Record extracts:
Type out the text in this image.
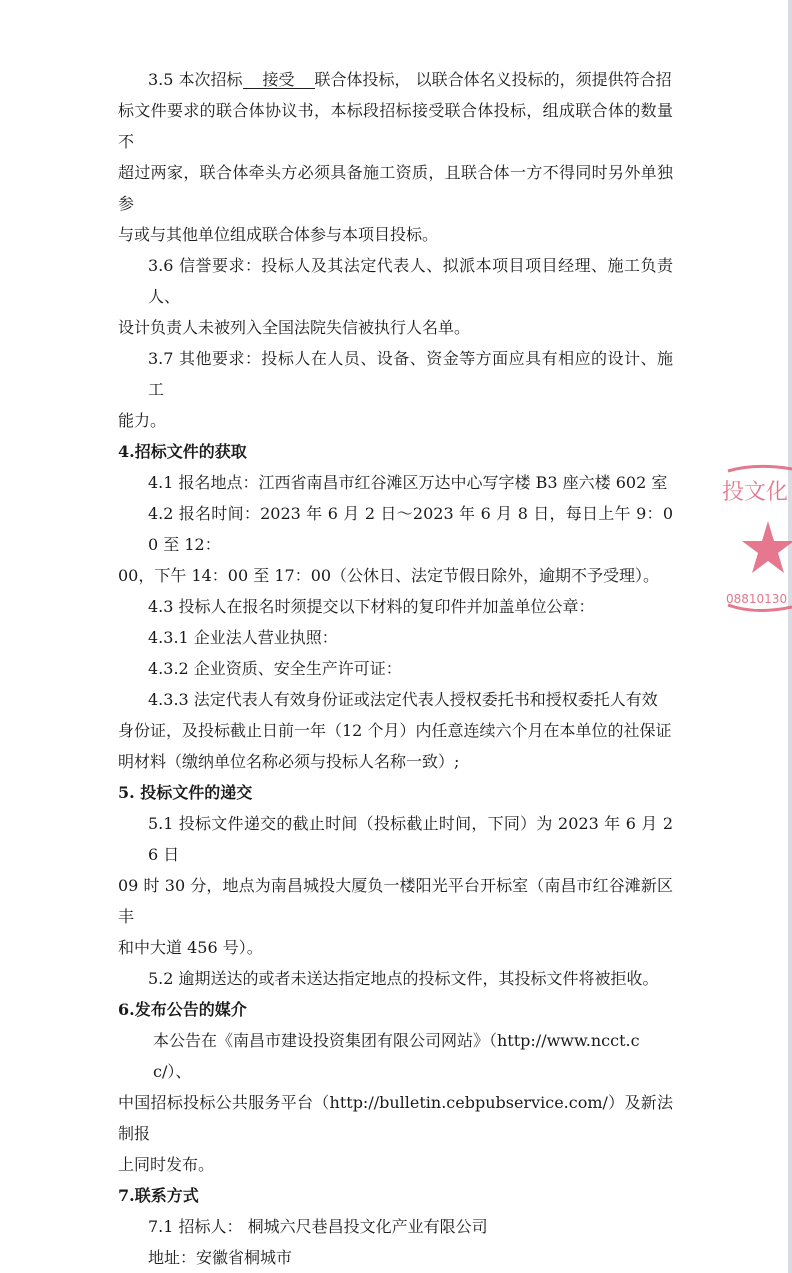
3.5 本次招标 接受 联合体投标， 以联合体名义投标的，须提供符合招
标文件要求的联合体协议书，本标段招标接受联合体投标，组成联合体的数量不
超过两家，联合体牵头方必须具备施工资质，且联合体一方不得同时另外单独参
与或与其他单位组成联合体参与本项目投标。
3.6 信誉要求：投标人及其法定代表人、拟派本项目项目经理、施工负责人、
设计负责人未被列入全国法院失信被执行人名单。
3.7 其他要求：投标人在人员、设备、资金等方面应具有相应的设计、施工
能力。
4.招标文件的获取
4.1 报名地点：江西省南昌市红谷滩区万达中心写字楼 B3 座六楼 602 室
4.2 报名时间：2023 年 6 月 2 日～2023 年 6 月 8 日，每日上午 9：00 至 12：
00，下午 14：00 至 17：00（公休日、法定节假日除外，逾期不予受理）。
4.3 投标人在报名时须提交以下材料的复印件并加盖单位公章：
4.3.1 企业法人营业执照：
4.3.2 企业资质、安全生产许可证：
4.3.3 法定代表人有效身份证或法定代表人授权委托书和授权委托人有效
身份证，及投标截止日前一年（12 个月）内任意连续六个月在本单位的社保证
明材料（缴纳单位名称必须与投标人名称一致）;
5. 投标文件的递交
5.1 投标文件递交的截止时间（投标截止时间，下同）为 2023 年 6 月 26 日
09 时 30 分，地点为南昌城投大厦负一楼阳光平台开标室（南昌市红谷滩新区丰
和中大道 456 号）。
5.2 逾期送达的或者未送达指定地点的投标文件，其投标文件将被拒收。
6.发布公告的媒介
本公告在《南昌市建设投资集团有限公司网站》（http://www.ncct.cc/）、
中国招标投标公共服务平台（http://bulletin.cebpubservice.com/）及新法制报
上同时发布。
7.联系方式
7.1 招标人： 桐城六尺巷昌投文化产业有限公司
地址：安徽省桐城市
投文化
08810130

Objective: Isolate the lines above that contain the word "http" and copy them.

Written answer:
本公告在《南昌市建设投资集团有限公司网站》（http://www.ncct.cc/）、
中国招标投标公共服务平台（http://bulletin.cebpubservice.com/）及新法制报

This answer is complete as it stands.